Stated task -
Repeat each record exactly. Any picture gets left out.

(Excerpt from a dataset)

┏━━

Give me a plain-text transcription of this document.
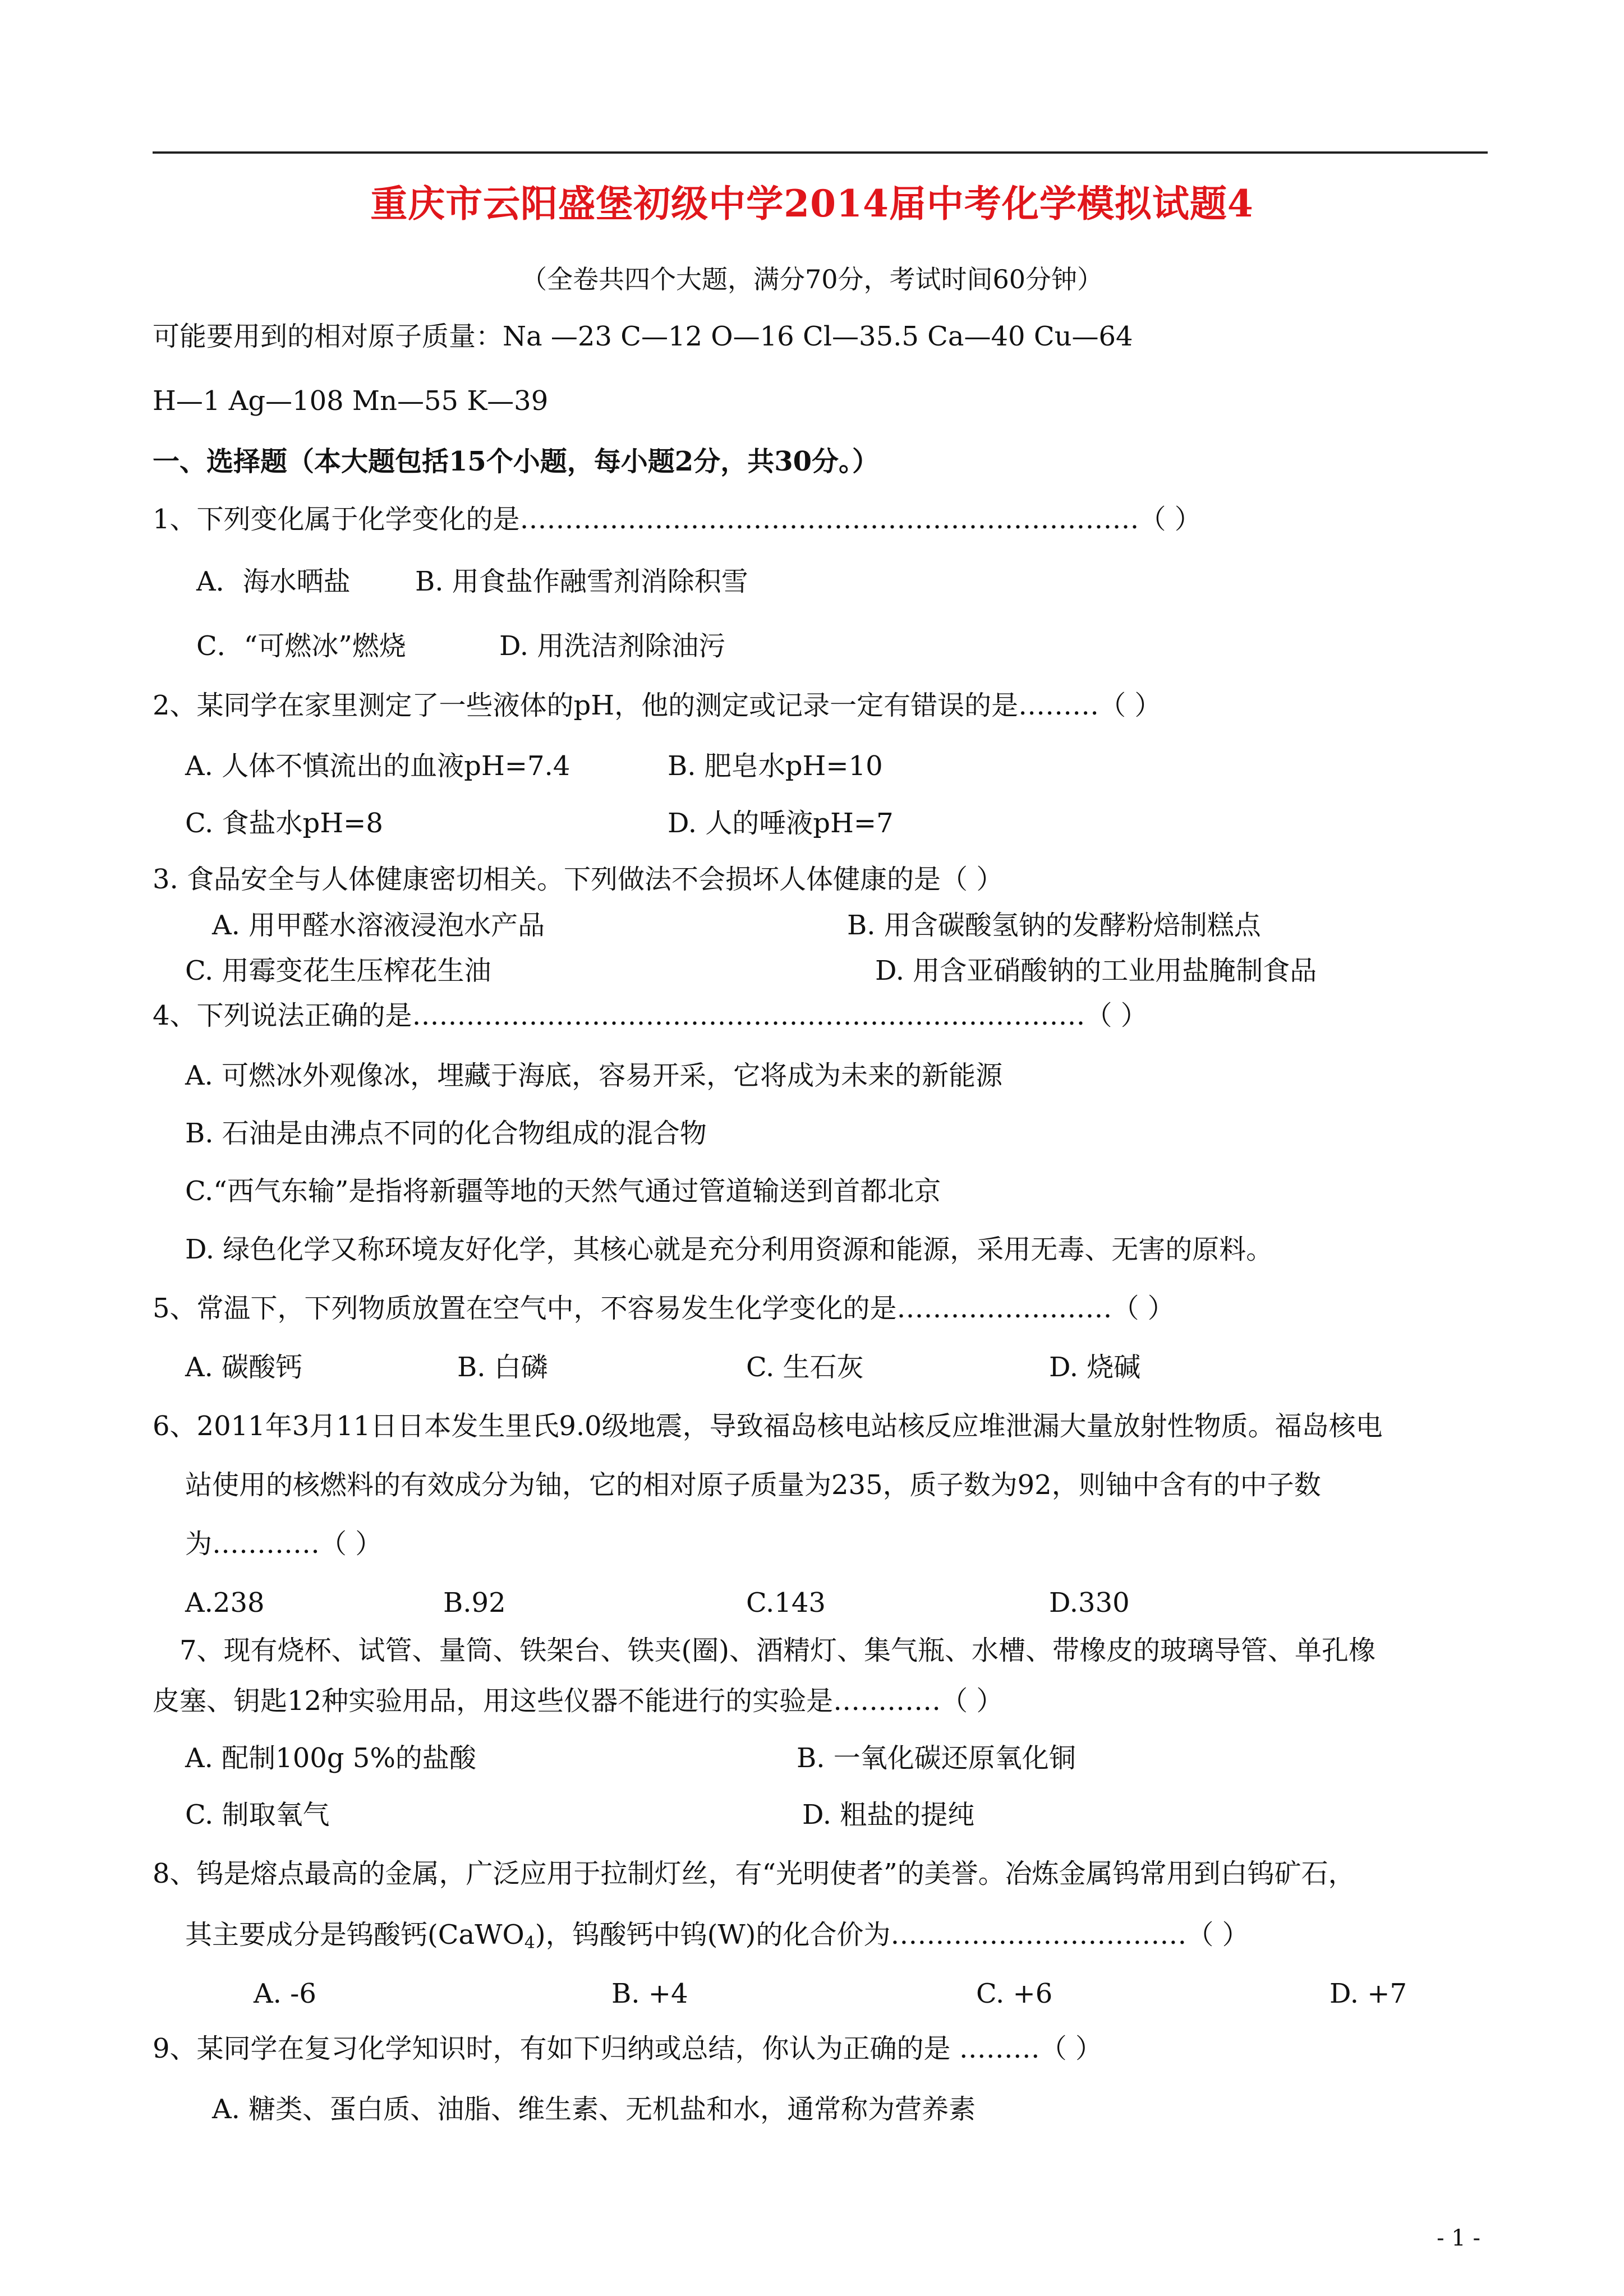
重庆市云阳盛堡初级中学2014届中考化学模拟试题4
（全卷共四个大题，满分70分，考试时间60分钟）
可能要用到的相对原子质量：Na —23 C—12 O—16 Cl—35.5 Ca—40 Cu—64
H—1 Ag—108 Mn—55 K—39
一、选择题（本大题包括15个小题，每小题2分，共30分。）
1、下列变化属于化学变化的是……………………………………………………………（ ）
A．海水晒盐 B. 用食盐作融雪剂消除积雪
C．“可燃冰”燃烧	D. 用洗洁剂除油污
2、某同学在家里测定了一些液体的pH，他的测定或记录一定有错误的是………（ ）
A. 人体不慎流出的血液pH=7.4	B. 肥皂水pH=10
C. 食盐水pH=8	D. 人的唾液pH=7
3. 食品安全与人体健康密切相关。下列做法不会损坏人体健康的是（ ）
A. 用甲醛水溶液浸泡水产品	B. 用含碳酸氢钠的发酵粉焙制糕点
C. 用霉变花生压榨花生油	D. 用含亚硝酸钠的工业用盐腌制食品
4、下列说法正确的是…………………………………………………………………（ ）
A. 可燃冰外观像冰，埋藏于海底，容易开采，它将成为未来的新能源
B. 石油是由沸点不同的化合物组成的混合物
C.“西气东输”是指将新疆等地的天然气通过管道输送到首都北京
D. 绿色化学又称环境友好化学，其核心就是充分利用资源和能源，采用无毒、无害的原料。
5、常温下，下列物质放置在空气中，不容易发生化学变化的是……………………（ ）
A. 碳酸钙	B. 白磷	C. 生石灰	D. 烧碱
6、2011年3月11日日本发生里氏9.0级地震，导致福岛核电站核反应堆泄漏大量放射性物质。福岛核电
站使用的核燃料的有效成分为铀，它的相对原子质量为235，质子数为92，则铀中含有的中子数
为…………（ ）
A.238	B.92	C.143	D.330
7、现有烧杯、试管、量筒、铁架台、铁夹(圈)、酒精灯、集气瓶、水槽、带橡皮的玻璃导管、单孔橡
皮塞、钥匙12种实验用品，用这些仪器不能进行的实验是…………（ ）
A. 配制100g 5%的盐酸	B. 一氧化碳还原氧化铜
C. 制取氧气	D. 粗盐的提纯
8、钨是熔点最高的金属，广泛应用于拉制灯丝，有“光明使者”的美誉。冶炼金属钨常用到白钨矿石，
其主要成分是钨酸钙(CaWO$_4$)，钨酸钙中钨(W)的化合价为……………………………（ ）
A. -6	B. +4	C. +6	D. +7
9、某同学在复习化学知识时，有如下归纳或总结，你认为正确的是 ………（ ）
A. 糖类、蛋白质、油脂、维生素、无机盐和水，通常称为营养素
- 1 -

┗━━

Expected answer -
Give me a plain-text transcription of this document.
重庆市云阳盛堡初级中学2014届中考化学模拟试题4
（全卷共四个大题，满分70分，考试时间60分钟）
可能要用到的相对原子质量：Na —23 C—12 O—16 Cl—35.5 Ca—40 Cu—64
H—1 Ag—108 Mn—55 K—39
一、选择题（本大题包括15个小题，每小题2分，共30分。）
1、下列变化属于化学变化的是……………………………………………………………（ ）
A．海水晒盐 B. 用食盐作融雪剂消除积雪
C．“可燃冰”燃烧	D. 用洗洁剂除油污
2、某同学在家里测定了一些液体的pH，他的测定或记录一定有错误的是………（ ）
A. 人体不慎流出的血液pH=7.4	B. 肥皂水pH=10
C. 食盐水pH=8	D. 人的唾液pH=7
3. 食品安全与人体健康密切相关。下列做法不会损坏人体健康的是（ ）
A. 用甲醛水溶液浸泡水产品	B. 用含碳酸氢钠的发酵粉焙制糕点
C. 用霉变花生压榨花生油	D. 用含亚硝酸钠的工业用盐腌制食品
4、下列说法正确的是…………………………………………………………………（ ）
A. 可燃冰外观像冰，埋藏于海底，容易开采，它将成为未来的新能源
B. 石油是由沸点不同的化合物组成的混合物
C.“西气东输”是指将新疆等地的天然气通过管道输送到首都北京
D. 绿色化学又称环境友好化学，其核心就是充分利用资源和能源，采用无毒、无害的原料。
5、常温下，下列物质放置在空气中，不容易发生化学变化的是……………………（ ）
A. 碳酸钙	B. 白磷	C. 生石灰	D. 烧碱
6、2011年3月11日日本发生里氏9.0级地震，导致福岛核电站核反应堆泄漏大量放射性物质。福岛核电
站使用的核燃料的有效成分为铀，它的相对原子质量为235，质子数为92，则铀中含有的中子数
为…………（ ）
A.238	B.92	C.143	D.330
7、现有烧杯、试管、量筒、铁架台、铁夹(圈)、酒精灯、集气瓶、水槽、带橡皮的玻璃导管、单孔橡
皮塞、钥匙12种实验用品，用这些仪器不能进行的实验是…………（ ）
A. 配制100g 5%的盐酸	B. 一氧化碳还原氧化铜
C. 制取氧气	D. 粗盐的提纯
8、钨是熔点最高的金属，广泛应用于拉制灯丝，有“光明使者”的美誉。冶炼金属钨常用到白钨矿石，
其主要成分是钨酸钙(CaWO$_4$)，钨酸钙中钨(W)的化合价为……………………………（ ）
A. -6	B. +4	C. +6	D. +7
9、某同学在复习化学知识时，有如下归纳或总结，你认为正确的是 ………（ ）
A. 糖类、蛋白质、油脂、维生素、无机盐和水，通常称为营养素
- 1 -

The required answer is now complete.